- [Exercise task] Starting at the line with "What's the underlying" and stopping at the final line, retype the data below exactly; do not carry over any pictures.

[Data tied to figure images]
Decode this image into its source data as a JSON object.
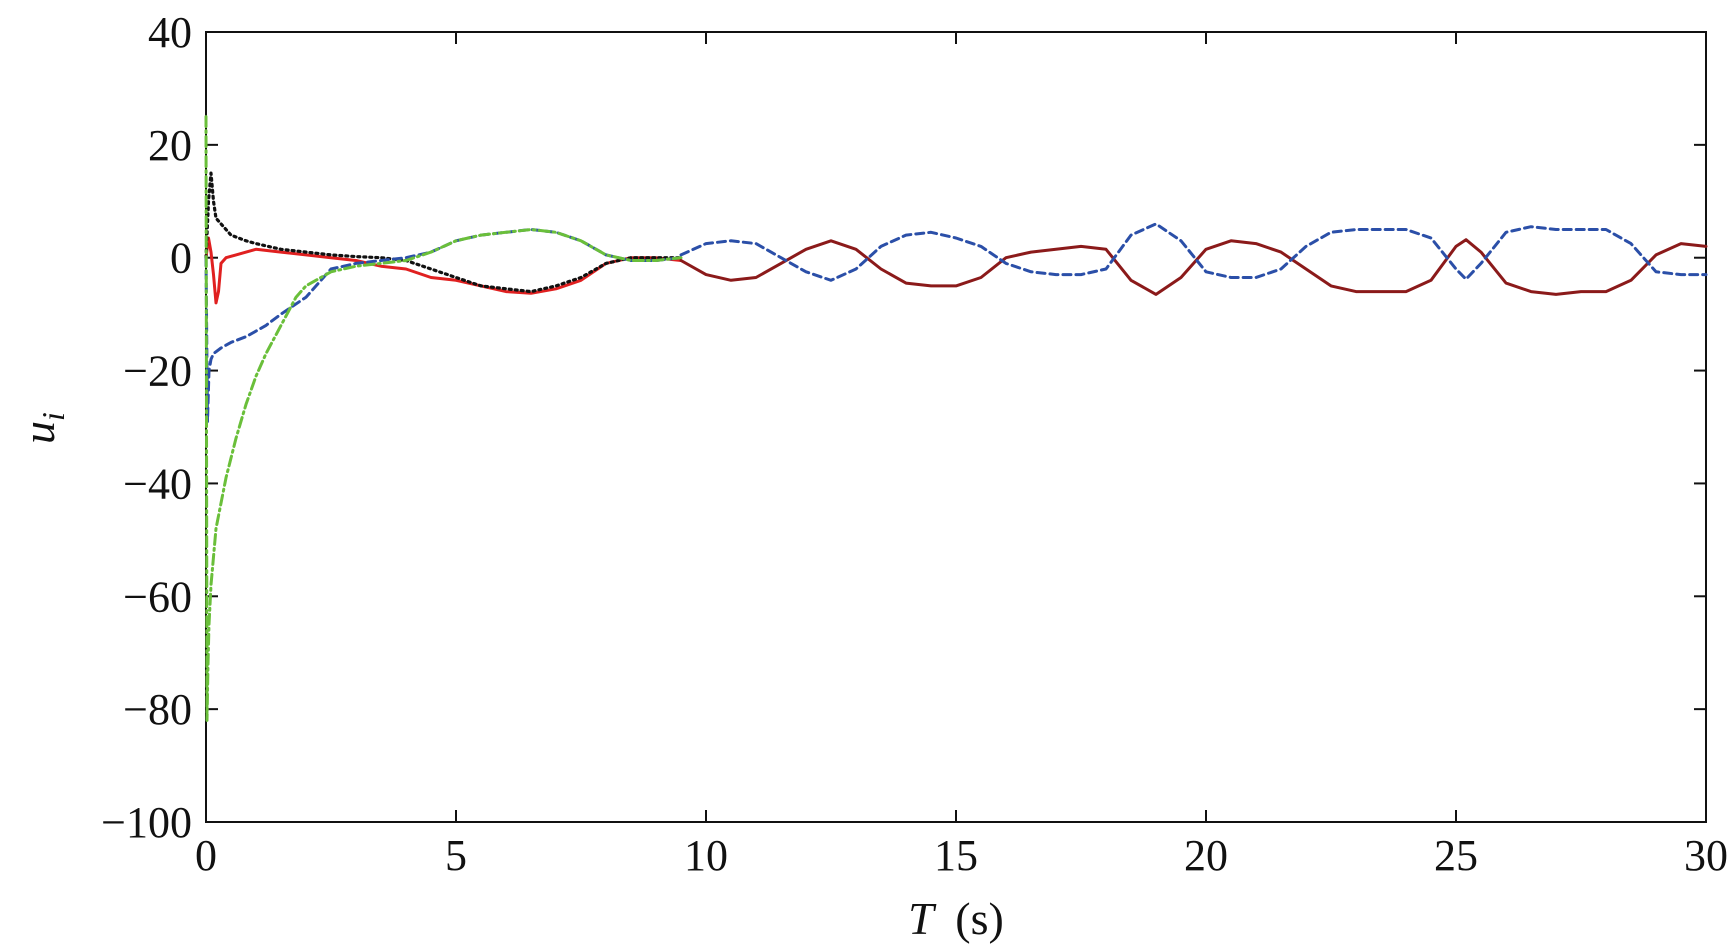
{
  "chart_data": {
    "type": "line",
    "title": "",
    "xlabel_var": "T",
    "xlabel_unit": "(s)",
    "ylabel_var": "u",
    "ylabel_sub": "i",
    "xlim": [
      0,
      30
    ],
    "ylim": [
      -100,
      40
    ],
    "xticks": [
      0,
      5,
      10,
      15,
      20,
      25,
      30
    ],
    "yticks": [
      -100,
      -80,
      -60,
      -40,
      -20,
      0,
      20,
      40
    ],
    "xtick_labels": [
      "0",
      "5",
      "10",
      "15",
      "20",
      "25",
      "30"
    ],
    "ytick_labels": [
      "−100",
      "−80",
      "−60",
      "−40",
      "−20",
      "0",
      "20",
      "40"
    ],
    "grid": false,
    "legend": "none",
    "series": [
      {
        "color": "#e02020",
        "style": "solid",
        "x": [
          0,
          0.05,
          0.1,
          0.15,
          0.2,
          0.25,
          0.3,
          0.4,
          0.6,
          1.0,
          1.5,
          2.0,
          2.5,
          3.0,
          3.5,
          4.0,
          4.5,
          5.0,
          5.5,
          6.0,
          6.5,
          7.0,
          7.5,
          8.0,
          8.5,
          9.0,
          9.5
        ],
        "y": [
          0,
          3.5,
          1.0,
          -3.0,
          -8.0,
          -6.0,
          -1.0,
          0.0,
          0.5,
          1.5,
          1.0,
          0.5,
          0.0,
          -0.5,
          -1.5,
          -2.0,
          -3.5,
          -4.0,
          -5.0,
          -6.0,
          -6.3,
          -5.5,
          -4.0,
          -1.0,
          0.0,
          0.0,
          -0.5
        ]
      },
      {
        "color": "#111111",
        "style": "dotted",
        "x": [
          0,
          0.05,
          0.1,
          0.15,
          0.2,
          0.3,
          0.5,
          0.8,
          1.0,
          1.5,
          2.0,
          2.5,
          3.0,
          3.5,
          4.0,
          4.5,
          5.0,
          5.5,
          6.0,
          6.5,
          7.0,
          7.5,
          8.0,
          8.5,
          9.0,
          9.5
        ],
        "y": [
          0,
          10,
          15,
          10,
          7,
          6,
          4,
          3,
          2.5,
          1.5,
          1.0,
          0.5,
          0.2,
          0.0,
          -0.5,
          -2.0,
          -3.5,
          -5.0,
          -5.5,
          -6.0,
          -5.0,
          -3.5,
          -1.0,
          0.0,
          0.0,
          0.0
        ]
      },
      {
        "color": "#2b4fa8",
        "style": "dashed",
        "x": [
          0,
          0.03,
          0.06,
          0.1,
          0.15,
          0.3,
          0.5,
          0.8,
          1.0,
          1.2,
          1.5,
          2.0,
          2.5,
          3.0,
          3.5,
          4.0,
          4.5,
          5.0,
          5.5,
          6.0,
          6.5,
          7.0,
          7.5,
          8.0,
          8.5,
          9.0,
          9.5
        ],
        "y": [
          0,
          -29,
          -20,
          -18,
          -17,
          -16,
          -15,
          -14,
          -13,
          -12,
          -10,
          -7,
          -2,
          -1.0,
          -0.5,
          0.0,
          1.0,
          3.0,
          4.0,
          4.5,
          5.0,
          4.5,
          3.0,
          0.5,
          -0.5,
          -0.5,
          0.0
        ]
      },
      {
        "color": "#6abf3a",
        "style": "dashdot",
        "x": [
          0,
          0.02,
          0.04,
          0.06,
          0.1,
          0.2,
          0.4,
          0.6,
          0.8,
          1.0,
          1.2,
          1.5,
          1.8,
          2.0,
          2.5,
          3.0,
          3.5,
          4.0,
          4.5,
          5.0,
          5.5,
          6.0,
          6.5,
          7.0,
          7.5,
          8.0,
          8.5,
          9.0,
          9.5
        ],
        "y": [
          25,
          -82,
          -72,
          -65,
          -58,
          -48,
          -39,
          -32,
          -26,
          -21,
          -17,
          -12,
          -7,
          -5,
          -2.5,
          -1.5,
          -1.0,
          -0.5,
          1.0,
          3.0,
          4.0,
          4.5,
          5.0,
          4.5,
          3.0,
          0.5,
          -0.5,
          -0.5,
          0.0
        ]
      },
      {
        "color": "#8b1a1a",
        "style": "solid",
        "x": [
          9.5,
          10.0,
          10.5,
          11.0,
          11.5,
          12.0,
          12.5,
          13.0,
          13.5,
          14.0,
          14.5,
          15.0,
          15.5,
          16.0,
          16.5,
          17.0,
          17.5,
          18.0,
          18.5,
          19.0,
          19.5,
          20.0,
          20.5,
          21.0,
          21.5,
          22.0,
          22.5,
          23.0,
          23.5,
          24.0,
          24.5,
          25.0,
          25.2,
          25.5,
          26.0,
          26.5,
          27.0,
          27.5,
          28.0,
          28.5,
          29.0,
          29.5,
          30.0
        ],
        "y": [
          -0.5,
          -3.0,
          -4.0,
          -3.5,
          -1.0,
          1.5,
          3.0,
          1.5,
          -2.0,
          -4.5,
          -5.0,
          -5.0,
          -3.5,
          0.0,
          1.0,
          1.5,
          2.0,
          1.5,
          -4.0,
          -6.5,
          -3.5,
          1.5,
          3.0,
          2.5,
          1.0,
          -2.0,
          -5.0,
          -6.0,
          -6.0,
          -6.0,
          -4.0,
          2.0,
          3.2,
          1.0,
          -4.5,
          -6.0,
          -6.5,
          -6.0,
          -6.0,
          -4.0,
          0.5,
          2.5,
          2.0
        ]
      },
      {
        "color": "#2b4fa8",
        "style": "dashed",
        "x": [
          9.5,
          10.0,
          10.5,
          11.0,
          11.5,
          12.0,
          12.5,
          13.0,
          13.5,
          14.0,
          14.5,
          15.0,
          15.5,
          16.0,
          16.5,
          17.0,
          17.5,
          18.0,
          18.5,
          19.0,
          19.5,
          20.0,
          20.5,
          21.0,
          21.5,
          22.0,
          22.5,
          23.0,
          23.5,
          24.0,
          24.5,
          25.0,
          25.2,
          25.5,
          26.0,
          26.5,
          27.0,
          27.5,
          28.0,
          28.5,
          29.0,
          29.5,
          30.0
        ],
        "y": [
          0.5,
          2.5,
          3.0,
          2.5,
          0.0,
          -2.5,
          -4.0,
          -2.0,
          2.0,
          4.0,
          4.5,
          3.5,
          2.0,
          -1.0,
          -2.5,
          -3.0,
          -3.0,
          -2.0,
          4.0,
          6.0,
          3.0,
          -2.5,
          -3.5,
          -3.5,
          -2.0,
          2.0,
          4.5,
          5.0,
          5.0,
          5.0,
          3.5,
          -2.0,
          -3.8,
          -1.0,
          4.5,
          5.5,
          5.0,
          5.0,
          5.0,
          2.5,
          -2.5,
          -3.0,
          -3.0
        ]
      }
    ]
  }
}
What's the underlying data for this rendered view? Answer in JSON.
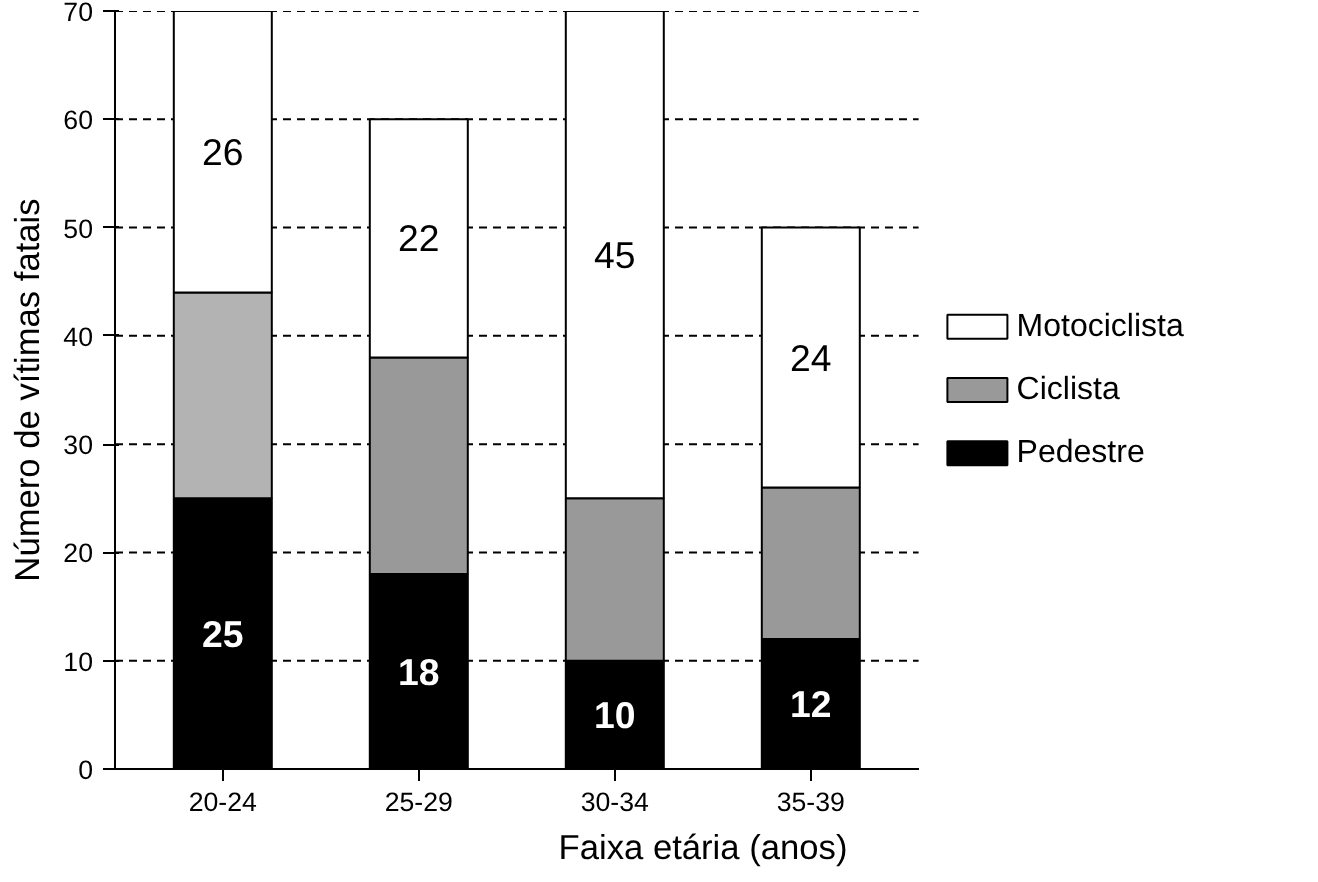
{
  "chart_data": {
    "type": "bar",
    "stacked": true,
    "xlabel": "Faixa etária (anos)",
    "ylabel": "Número de vítimas fatais",
    "categories": [
      "20-24",
      "25-29",
      "30-34",
      "35-39"
    ],
    "series": [
      {
        "name": "Pedestre",
        "color": "#000000",
        "values": [
          25,
          18,
          10,
          12
        ],
        "value_labels": [
          "25",
          "18",
          "10",
          "12"
        ]
      },
      {
        "name": "Ciclista",
        "color": "#999999",
        "colors": [
          "#b3b3b3",
          "#999999",
          "#999999",
          "#999999"
        ],
        "values": [
          19,
          20,
          15,
          14
        ]
      },
      {
        "name": "Motociclista",
        "color": "#ffffff",
        "values": [
          26,
          22,
          45,
          24
        ],
        "value_labels": [
          "26",
          "22",
          "45",
          "24"
        ]
      }
    ],
    "ylim": [
      0,
      70
    ],
    "yticks": [
      0,
      10,
      20,
      30,
      40,
      50,
      60,
      70
    ],
    "grid": "y",
    "legend": "right"
  }
}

- [Response to the task]
What's the underlying data for this rendered view? Answer in JSON.
{
  "chart_data": {
    "type": "bar",
    "stacked": true,
    "xlabel": "Faixa etária (anos)",
    "ylabel": "Número de vítimas fatais",
    "categories": [
      "20-24",
      "25-29",
      "30-34",
      "35-39"
    ],
    "series": [
      {
        "name": "Pedestre",
        "color": "#000000",
        "values": [
          25,
          18,
          10,
          12
        ],
        "value_labels": [
          "25",
          "18",
          "10",
          "12"
        ]
      },
      {
        "name": "Ciclista",
        "color": "#999999",
        "colors": [
          "#b3b3b3",
          "#999999",
          "#999999",
          "#999999"
        ],
        "values": [
          19,
          20,
          15,
          14
        ]
      },
      {
        "name": "Motociclista",
        "color": "#ffffff",
        "values": [
          26,
          22,
          45,
          24
        ],
        "value_labels": [
          "26",
          "22",
          "45",
          "24"
        ]
      }
    ],
    "ylim": [
      0,
      70
    ],
    "yticks": [
      0,
      10,
      20,
      30,
      40,
      50,
      60,
      70
    ],
    "grid": "y",
    "legend": "right"
  }
}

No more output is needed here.